| SET OF TASKS |
1. In the CA19-9 figure captions, on which day was surgery performed for the patient who received neoadjuvant chemotherapy?
2. List every statistical measure, with its value, that the CA19-9 figure captions report for the 1.35-times elevation cutoff in the initial set.
3. Pick up the CA19-9 figure captions after their final sentence and continue them.

| SOURCE PASSAGE |
# # # # #

Two examples for patients with recurrence of PC during follow-up with a CA19-9 elevation prior to detection in imaging techniques (CT, computed tomography).

Figure 2

CA19-9 in recurrence-free patients during follow-up. After surgery, the initially elevated CA19-9 value drops under 50 kU/l. One patient received neoadjuvant chemotherapy. Here, chemoradiotherapy started on day 15 till day 225, surgery was performed on day 262.

Figure 3

(A) CA19-9 values over all patients at baseline (before any therapy), after surgery (but before adjuvant chemotherapy), and at time point of recurrence are illustrated. CA19-9 negative patients are excluded. (B) Time interval between serological detection and evidence of recurrence in imaging in test set (red) and validation set (light blue).

Figure 4

(A) Initial set. Analyses of relative changes of CA19-9 values during follow-up with respect to relapse by a receiver operating characteristic (ROC) curve. Two different cutoff points with differences in sensitivity, specificity and predictive values are marked. 1.35xtimes elevation of CA19-9 shows recurrence with 72% sensitivity, 62% specificity, 85% positive predictive value and 42% negative predictive value (blue line). A 2.45 x times elevation of CA19-9 shows recurrence with 45% sensitivity, 85% specificity, 90% positive predictive value and 33% negative predictive value (red line). (B) Independent validation set. Analyses of relative changes of CA19-9 values during follow-up with respect to relapse by a receiver operating characteristic (ROC) curve. 1.35 x times elevation of CA19-9 shows recurrence with 100% sensitivity, 67% specificity, 83% positive predictive value and 100% negative predictive value. 2.45 x times elevation of CA19-9 shows recurrence with 90% sensitivity, 83,33% specificity.

# # # # #

| GIVEN DATA |

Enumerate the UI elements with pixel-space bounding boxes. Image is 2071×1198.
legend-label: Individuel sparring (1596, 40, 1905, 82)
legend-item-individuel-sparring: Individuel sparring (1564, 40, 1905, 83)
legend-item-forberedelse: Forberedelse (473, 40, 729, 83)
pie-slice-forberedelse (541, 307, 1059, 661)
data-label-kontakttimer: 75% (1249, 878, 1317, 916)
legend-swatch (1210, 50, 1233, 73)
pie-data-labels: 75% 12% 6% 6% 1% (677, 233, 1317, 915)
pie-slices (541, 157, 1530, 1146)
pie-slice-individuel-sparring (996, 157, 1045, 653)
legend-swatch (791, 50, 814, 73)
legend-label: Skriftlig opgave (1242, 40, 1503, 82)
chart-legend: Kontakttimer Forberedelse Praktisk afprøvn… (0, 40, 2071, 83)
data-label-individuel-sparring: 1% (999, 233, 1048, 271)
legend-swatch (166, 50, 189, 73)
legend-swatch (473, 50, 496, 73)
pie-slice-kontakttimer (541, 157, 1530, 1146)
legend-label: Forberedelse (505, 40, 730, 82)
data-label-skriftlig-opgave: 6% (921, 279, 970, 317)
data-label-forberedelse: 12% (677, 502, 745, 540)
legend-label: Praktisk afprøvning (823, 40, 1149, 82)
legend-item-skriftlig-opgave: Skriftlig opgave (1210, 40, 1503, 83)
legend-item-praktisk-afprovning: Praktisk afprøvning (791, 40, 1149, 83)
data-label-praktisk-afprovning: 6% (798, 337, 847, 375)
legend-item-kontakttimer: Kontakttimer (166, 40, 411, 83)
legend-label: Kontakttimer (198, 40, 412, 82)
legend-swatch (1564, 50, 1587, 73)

# # # # #

| ANSWERS TO THE EXERCISES |
1. Day 262.

2. Sensitivity 72%, specificity 62%, positive predictive value 85%, negative predictive value 42%.

3.
Figure 5

Progression-free survival (PFS) during first line palliative chemotherapy in patients with an elevation of CA19-9 prior to detection of cancer recurrence (red line) versus PFS of patients with no prior CA19-9 elevation. The p-value is 0.008.

Figure 6

(A) Development of CA19-9 values of Patient 88 as an example for recurrence-free patients. (B) Based on measured CA19-9 values during follow-up, the joint model estimates in recurrence-free patients the probability of recurrence-free survival in the future. (C) The column “Time” represents the days after first diagnosis and the columns “Median”, “Lower” and “Upper” describe the probabilities of recurrence-free survival for this patients on that day. With every additional CA19-9 value measured the probabilities adjust.

Figure 7

Exemplary demonstration of the estimated recurrence free survival in case of three different subjects applying the joint model. Subject 2 has a comparatively good recurrence free survival (RFS) probability; subject 38 has a poorer prognosis. Subject 116 as an example for a patient with only few CA19-9 measurements shows a wide range between lower and higher probability of RFS.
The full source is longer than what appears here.